# Entries supplied
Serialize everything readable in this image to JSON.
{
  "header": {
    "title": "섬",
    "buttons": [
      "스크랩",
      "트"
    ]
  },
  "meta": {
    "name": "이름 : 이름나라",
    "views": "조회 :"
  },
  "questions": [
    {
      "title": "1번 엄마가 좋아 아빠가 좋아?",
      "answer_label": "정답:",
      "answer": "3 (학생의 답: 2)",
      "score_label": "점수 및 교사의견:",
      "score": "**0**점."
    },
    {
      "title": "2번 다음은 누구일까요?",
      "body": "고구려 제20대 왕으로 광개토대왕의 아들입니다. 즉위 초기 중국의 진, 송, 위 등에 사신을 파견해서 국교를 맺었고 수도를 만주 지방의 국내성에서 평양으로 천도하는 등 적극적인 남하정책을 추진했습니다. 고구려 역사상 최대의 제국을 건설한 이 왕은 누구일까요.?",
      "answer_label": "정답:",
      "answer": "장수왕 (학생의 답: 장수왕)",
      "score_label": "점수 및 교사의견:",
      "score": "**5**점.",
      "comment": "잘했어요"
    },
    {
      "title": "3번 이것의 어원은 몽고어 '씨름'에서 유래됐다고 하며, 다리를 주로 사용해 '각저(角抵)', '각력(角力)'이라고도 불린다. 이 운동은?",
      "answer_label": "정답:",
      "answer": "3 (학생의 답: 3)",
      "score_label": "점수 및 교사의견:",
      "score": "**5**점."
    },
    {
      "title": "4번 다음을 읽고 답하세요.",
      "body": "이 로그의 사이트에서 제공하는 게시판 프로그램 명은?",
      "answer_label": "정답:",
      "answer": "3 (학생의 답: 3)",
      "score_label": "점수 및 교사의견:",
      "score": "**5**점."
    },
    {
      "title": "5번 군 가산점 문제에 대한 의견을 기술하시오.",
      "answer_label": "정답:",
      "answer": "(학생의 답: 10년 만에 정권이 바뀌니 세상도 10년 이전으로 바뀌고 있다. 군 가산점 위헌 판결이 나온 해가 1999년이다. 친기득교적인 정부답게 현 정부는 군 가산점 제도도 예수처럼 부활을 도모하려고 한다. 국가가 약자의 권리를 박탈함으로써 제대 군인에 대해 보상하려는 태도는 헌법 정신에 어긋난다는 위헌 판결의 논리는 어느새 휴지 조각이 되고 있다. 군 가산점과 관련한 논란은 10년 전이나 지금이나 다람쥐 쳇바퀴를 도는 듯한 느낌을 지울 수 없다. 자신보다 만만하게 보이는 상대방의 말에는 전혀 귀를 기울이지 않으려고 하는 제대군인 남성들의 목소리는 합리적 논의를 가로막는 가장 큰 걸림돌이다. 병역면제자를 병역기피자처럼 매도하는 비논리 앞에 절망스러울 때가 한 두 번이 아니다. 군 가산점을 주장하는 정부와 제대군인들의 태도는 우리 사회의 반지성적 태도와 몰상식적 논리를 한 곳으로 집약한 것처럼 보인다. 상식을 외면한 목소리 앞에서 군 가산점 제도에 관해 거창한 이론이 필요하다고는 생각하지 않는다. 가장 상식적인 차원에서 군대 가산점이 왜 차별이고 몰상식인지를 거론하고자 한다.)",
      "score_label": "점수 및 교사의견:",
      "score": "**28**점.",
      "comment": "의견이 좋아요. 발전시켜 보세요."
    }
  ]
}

# Stated exercise
Your task is to repeat each line of the material exactly.

# Task output
Serialize everything readable in this image to JSON.
{
  "header": {
    "title": "섬",
    "buttons": [
      "스크랩",
      "트"
    ]
  },
  "meta": {
    "name": "이름 : 이름나라",
    "views": "조회 :"
  },
  "questions": [
    {
      "title": "1번 엄마가 좋아 아빠가 좋아?",
      "answer_label": "정답:",
      "answer": "3 (학생의 답: 2)",
      "score_label": "점수 및 교사의견:",
      "score": "**0**점."
    },
    {
      "title": "2번 다음은 누구일까요?",
      "body": "고구려 제20대 왕으로 광개토대왕의 아들입니다. 즉위 초기 중국의 진, 송, 위 등에 사신을 파견해서 국교를 맺었고 수도를 만주 지방의 국내성에서 평양으로 천도하는 등 적극적인 남하정책을 추진했습니다. 고구려 역사상 최대의 제국을 건설한 이 왕은 누구일까요.?",
      "answer_label": "정답:",
      "answer": "장수왕 (학생의 답: 장수왕)",
      "score_label": "점수 및 교사의견:",
      "score": "**5**점.",
      "comment": "잘했어요"
    },
    {
      "title": "3번 이것의 어원은 몽고어 '씨름'에서 유래됐다고 하며, 다리를 주로 사용해 '각저(角抵)', '각력(角力)'이라고도 불린다. 이 운동은?",
      "answer_label": "정답:",
      "answer": "3 (학생의 답: 3)",
      "score_label": "점수 및 교사의견:",
      "score": "**5**점."
    },
    {
      "title": "4번 다음을 읽고 답하세요.",
      "body": "이 로그의 사이트에서 제공하는 게시판 프로그램 명은?",
      "answer_label": "정답:",
      "answer": "3 (학생의 답: 3)",
      "score_label": "점수 및 교사의견:",
      "score": "**5**점."
    },
    {
      "title": "5번 군 가산점 문제에 대한 의견을 기술하시오.",
      "answer_label": "정답:",
      "answer": "(학생의 답: 10년 만에 정권이 바뀌니 세상도 10년 이전으로 바뀌고 있다. 군 가산점 위헌 판결이 나온 해가 1999년이다. 친기득교적인 정부답게 현 정부는 군 가산점 제도도 예수처럼 부활을 도모하려고 한다. 국가가 약자의 권리를 박탈함으로써 제대 군인에 대해 보상하려는 태도는 헌법 정신에 어긋난다는 위헌 판결의 논리는 어느새 휴지 조각이 되고 있다. 군 가산점과 관련한 논란은 10년 전이나 지금이나 다람쥐 쳇바퀴를 도는 듯한 느낌을 지울 수 없다. 자신보다 만만하게 보이는 상대방의 말에는 전혀 귀를 기울이지 않으려고 하는 제대군인 남성들의 목소리는 합리적 논의를 가로막는 가장 큰 걸림돌이다. 병역면제자를 병역기피자처럼 매도하는 비논리 앞에 절망스러울 때가 한 두 번이 아니다. 군 가산점을 주장하는 정부와 제대군인들의 태도는 우리 사회의 반지성적 태도와 몰상식적 논리를 한 곳으로 집약한 것처럼 보인다. 상식을 외면한 목소리 앞에서 군 가산점 제도에 관해 거창한 이론이 필요하다고는 생각하지 않는다. 가장 상식적인 차원에서 군대 가산점이 왜 차별이고 몰상식인지를 거론하고자 한다.)",
      "score_label": "점수 및 교사의견:",
      "score": "**28**점.",
      "comment": "의견이 좋아요. 발전시켜 보세요."
    }
  ]
}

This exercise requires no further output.